→ **SELECTED TEXT**
By Barry Rubin
BLOOM: (mumbling): “No way out. No way out.”
BIALYSTOCK: “Why don’t we go over to the theatre and see what’s really happening? After all, we’ve only heard from a small portion of the audience. Let’s hear what the majority thinks.”
BLOOM (in a trance): “The majority. The majority. Yes. Let’s hear from the majority.”
– The Producers (1968)
What should be clear to the Brotherhood … is that most Egyptians have no interest in swapping Mubarak’s secular dictatorship for a religious one. — New York Times editorial, December 2011
Let’s figure out what the voting in Egypt means in concrete terms. What we have so far are these results for one-third — the most liberal one-third! — of Egypt:
Muslim Brotherhood — 37 percent
Al-Nour (Salafist) — 25 percent
Egyptian bloc (mainly the Free Egyptian party) — 14 percent
Wafd (liberal, but willing to work with Brotherhood) — 8 percent
Al-Wast (Moderate Muslim party) — 4 percent
The remaining votes went to small parties. (Here is a remarkable set of graphs analyzing the first round of the election.)
Most importantly, 112 seats in the lower house of parliament — between 20 and 25 percent of the total seats — were distributed as follows:
Muslim Brotherhood — 46
Al-Nour (Salafist) — 28
Egyptian bloc — 16
Wafd — 8
al-Wasat — 5
other — 9
First: let’s note that these elections will include a second round for unresolved races for parliament’s lower house, voting for the upper house, and will continue until March. But there is no reason to believe that future rounds will be different. Indeed, the Islamists might do even better.
Basically, nationalism has collapsed completely. Liberalism is weak. Moderate Muslims are few. Radical Islamism is the only game in town. Remember that: no alternative exists to an extremist, repressive, anti-Western, anti-Jewish, anti-Christian ideology.
Thank you, President Obama and the New York Times!
Second: the third largest party is the Egyptian bloc, which consists mainly of the Free Egyptian Party along with smaller leftist and liberal parties. Much of its vote comes from Christians, meaning that the proportion of Egyptian Muslims who voted for Islamist parties is even higher than it appears, perhaps 80 percent by the end of the elections.

→ **BRIEF 1**
Reproduce everything in the article on Egypt's election results from "What should be" down to "of the election.)", without any changes.
→ **BRIEF 2**
In the records, write out every line from the one containing "left-axis-tick-label: 5000: [26, 451, 96, 480]" down to the one containing "legend-item-cumulative-yoy: 累计同比增速: [627, 716, 795, 746]", with both of those lines included, exactly as they appear there.

[Element region listings]
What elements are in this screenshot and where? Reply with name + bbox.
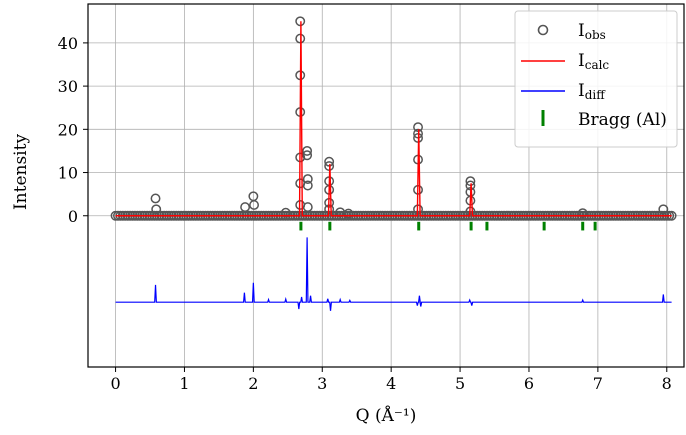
- x-tick-label: 1: [179, 374, 189, 393]
- y-tick-label: 30: [58, 77, 78, 96]
- obs-point: [150, 193, 161, 204]
- y-axis-label: Intensity: [11, 134, 31, 210]
- legend-bragg-label: Bragg (Al): [578, 110, 667, 130]
- x-tick-label: 4: [386, 374, 396, 393]
- diff-series: [115, 237, 672, 311]
- x-tick-label: 2: [248, 374, 258, 393]
- x-tick-label: 5: [455, 374, 465, 393]
- obs-point: [302, 150, 313, 161]
- legend-calc-label: Icalc: [578, 51, 609, 72]
- legend-diff-label: Idiff: [578, 81, 606, 102]
- x-tick-label: 6: [524, 374, 534, 393]
- x-tick-label: 7: [593, 374, 603, 393]
- x-tick-label: 0: [110, 374, 120, 393]
- x-axis-label: Q (Å⁻¹): [356, 405, 417, 426]
- calc-series: [115, 21, 672, 217]
- y-tick-label: 10: [58, 164, 78, 183]
- y-tick-label: 40: [58, 34, 78, 53]
- calc-line: [115, 21, 672, 217]
- diff-line: [115, 237, 672, 311]
- legend: Iobs Icalc Idiff Bragg (Al): [514, 10, 678, 148]
- y-tick-label: 20: [58, 120, 78, 139]
- obs-point: [302, 174, 313, 184]
- obs-point: [151, 204, 162, 215]
- x-tick-label: 3: [317, 374, 327, 393]
- obs-point: [658, 204, 669, 215]
- obs-point: [577, 208, 588, 219]
- obs-point: [343, 208, 354, 219]
- x-axis-ticks: 0 1 2 3 4 5 6 7 8: [110, 367, 672, 393]
- obs-point: [280, 207, 291, 218]
- y-tick-label: 0: [68, 207, 78, 226]
- obs-point: [302, 202, 313, 213]
- x-tick-label: 8: [662, 374, 672, 393]
- obs-point: [249, 199, 260, 210]
- plot-frame: [87, 3, 685, 368]
- obs-point: [302, 145, 313, 156]
- obs-point: [302, 180, 313, 191]
- legend-obs-marker: [537, 24, 549, 36]
- legend-obs-label: Iobs: [578, 21, 606, 42]
- legend-box: [514, 10, 678, 148]
- obs-point: [240, 202, 251, 213]
- bragg-series: [299, 221, 597, 231]
- y-axis-ticks: 0 10 20 30 40: [58, 34, 88, 226]
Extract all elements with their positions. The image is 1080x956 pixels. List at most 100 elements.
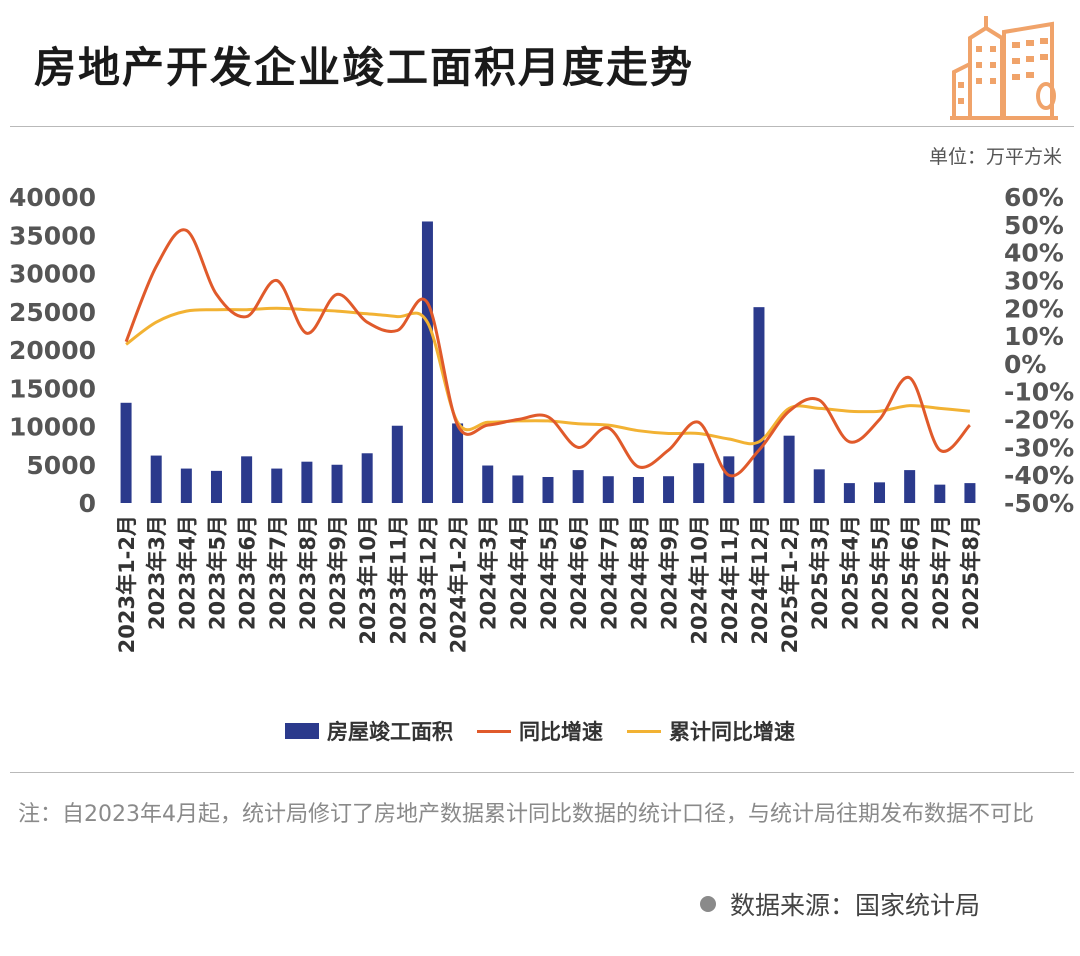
left-axis-tick-label: 5000: [26, 451, 96, 480]
header-divider: [10, 126, 1074, 127]
x-axis-tick-label: 2023年1-2月: [115, 515, 139, 653]
footer-divider: [10, 772, 1074, 773]
bar: [602, 476, 614, 503]
x-axis-tick-label: 2024年6月: [567, 515, 591, 630]
x-axis-tick-label: 2023年11月: [386, 515, 410, 645]
building-logo-icon: [950, 16, 1058, 120]
x-axis-tick-label: 2023年6月: [236, 515, 260, 630]
bar: [904, 470, 916, 503]
legend-item-cumulative-yoy: 累计同比增速: [627, 716, 795, 746]
right-axis-tick-label: -40%: [1004, 461, 1074, 490]
bar: [271, 468, 283, 503]
bar: [663, 476, 675, 503]
x-axis-tick-label: 2024年5月: [537, 515, 561, 630]
data-source: 数据来源：国家统计局: [700, 886, 980, 922]
bar: [874, 482, 886, 503]
x-axis-tick-label: 2023年12月: [416, 515, 440, 645]
x-axis-tick-label: 2024年9月: [658, 515, 682, 630]
bar: [693, 463, 705, 503]
bar: [301, 461, 313, 503]
bar: [964, 483, 976, 503]
x-axis-tick-label: 2024年10月: [688, 515, 712, 645]
bar: [452, 423, 464, 503]
left-axis-tick-label: 10000: [9, 413, 96, 442]
x-axis-tick-label: 2023年9月: [326, 515, 350, 630]
bar: [120, 402, 132, 503]
x-axis-tick-label: 2024年12月: [748, 515, 772, 645]
legend-label-completed-area: 房屋竣工面积: [327, 720, 453, 744]
x-axis-tick-label: 2025年4月: [838, 515, 862, 630]
x-axis-tick-label: 2023年3月: [145, 515, 169, 630]
bar: [843, 483, 855, 503]
left-axis-tick-label: 0: [79, 489, 96, 518]
x-axis-tick-label: 2023年5月: [205, 515, 229, 630]
x-axis-tick-label: 2025年8月: [959, 515, 983, 630]
x-axis-tick-label: 2024年4月: [507, 515, 531, 630]
legend-label-cumulative-yoy: 累计同比增速: [669, 720, 795, 744]
chart-legend: 房屋竣工面积 同比增速 累计同比增速: [0, 716, 1080, 746]
x-axis-tick-label: 2024年8月: [627, 515, 651, 630]
x-axis-tick-label: 2024年7月: [597, 515, 621, 630]
right-axis-tick-label: -30%: [1004, 433, 1074, 462]
bar: [783, 435, 795, 503]
legend-label-yoy: 同比增速: [519, 720, 603, 744]
x-axis-tick-label: 2025年6月: [899, 515, 923, 630]
bar: [813, 469, 825, 503]
left-axis-tick-label: 30000: [9, 260, 96, 289]
bar: [391, 425, 403, 503]
bar: [482, 465, 494, 503]
x-axis-tick-label: 2025年1-2月: [778, 515, 802, 653]
right-axis-tick-label: -20%: [1004, 406, 1074, 435]
data-source-text: 数据来源：国家统计局: [730, 891, 981, 920]
right-axis-tick-label: 30%: [1004, 266, 1064, 295]
x-axis-tick-label: 2023年7月: [266, 515, 290, 630]
x-axis-tick-label: 2023年4月: [175, 515, 199, 630]
x-axis-tick-label: 2024年1-2月: [447, 515, 471, 653]
chart-area: 0 5000 10000 15000 20000 25000 30000 35000 40000…: [9, 183, 1074, 653]
x-axis-tick-label: 2025年5月: [869, 515, 893, 630]
legend-item-yoy: 同比增速: [477, 716, 603, 746]
bar: [180, 468, 192, 503]
x-axis-tick-label: 2024年11月: [718, 515, 742, 645]
left-axis-tick-label: 35000: [9, 221, 96, 250]
x-axis-tick-label: 2024年3月: [477, 515, 501, 630]
bar: [150, 455, 162, 503]
left-axis-tick-label: 20000: [9, 336, 96, 365]
bar: [421, 221, 433, 504]
x-axis-tick-label: 2025年7月: [929, 515, 953, 630]
right-axis-tick-label: 60%: [1004, 183, 1064, 212]
right-axis-tick-label: 0%: [1004, 350, 1046, 379]
legend-line-swatch-cumulative: [627, 729, 661, 733]
series-line-cumulative-yoy: [125, 306, 971, 446]
right-axis-tick-label: 20%: [1004, 294, 1064, 323]
left-axis-tick-label: 15000: [9, 374, 96, 403]
left-axis-tick-label: 40000: [9, 183, 96, 212]
bar: [512, 475, 524, 503]
bar: [361, 453, 373, 503]
legend-bar-swatch: [285, 723, 319, 739]
bar: [723, 456, 735, 503]
bullet-dot-icon: [700, 896, 716, 912]
bar: [632, 476, 644, 503]
right-axis-tick-label: -10%: [1004, 378, 1074, 407]
bar: [934, 484, 946, 503]
bar: [572, 470, 584, 503]
legend-line-swatch-yoy: [477, 729, 511, 733]
page-title: 房地产开发企业竣工面积月度走势: [34, 43, 695, 92]
footnote: 注：自2023年4月起，统计局修订了房地产数据累计同比数据的统计口径，与统计局往…: [18, 802, 1034, 827]
bar: [753, 307, 765, 503]
left-axis-tick-label: 25000: [9, 298, 96, 327]
right-axis-tick-label: 50%: [1004, 211, 1064, 240]
right-axis-tick-label: 40%: [1004, 239, 1064, 268]
bar: [210, 470, 222, 503]
bar: [542, 476, 554, 503]
x-axis-tick-label: 2025年3月: [808, 515, 832, 630]
bar: [241, 456, 253, 503]
x-axis-tick-label: 2023年8月: [296, 515, 320, 630]
legend-item-completed-area: 房屋竣工面积: [285, 716, 453, 746]
bar: [331, 464, 343, 503]
unit-label: 单位：万平方米: [928, 146, 1062, 168]
series-line-yoy: [124, 228, 972, 478]
right-axis-tick-label: -50%: [1004, 489, 1074, 518]
x-axis-tick-label: 2023年10月: [356, 515, 380, 645]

→ **COMPLETE OUTPUT 1**
What should be clear to the Brotherhood … is that most Egyptians have no interest in swapping Mubarak’s secular dictatorship for a religious one. — New York Times editorial, December 2011
Let’s figure out what the voting in Egypt means in concrete terms. What we have so far are these results for one-third — the most liberal one-third! — of Egypt:
Muslim Brotherhood — 37 percent
Al-Nour (Salafist) — 25 percent
Egyptian bloc (mainly the Free Egyptian party) — 14 percent
Wafd (liberal, but willing to work with Brotherhood) — 8 percent
Al-Wast (Moderate Muslim party) — 4 percent
The remaining votes went to small parties. (Here is a remarkable set of graphs analyzing the first round of the election.)

→ **COMPLETE OUTPUT 2**
left-axis-tick-label: 5000: [26, 451, 96, 480]
header-divider: [10, 126, 1074, 127]
x-axis-tick-label: 2023年1-2月: [115, 515, 139, 653]
footer-divider: [10, 772, 1074, 773]
bar: [602, 476, 614, 503]
x-axis-tick-label: 2024年6月: [567, 515, 591, 630]
x-axis-tick-label: 2023年11月: [386, 515, 410, 645]
building-logo-icon: [950, 16, 1058, 120]
x-axis-tick-label: 2023年6月: [236, 515, 260, 630]
bar: [904, 470, 916, 503]
legend-item-cumulative-yoy: 累计同比增速: [627, 716, 795, 746]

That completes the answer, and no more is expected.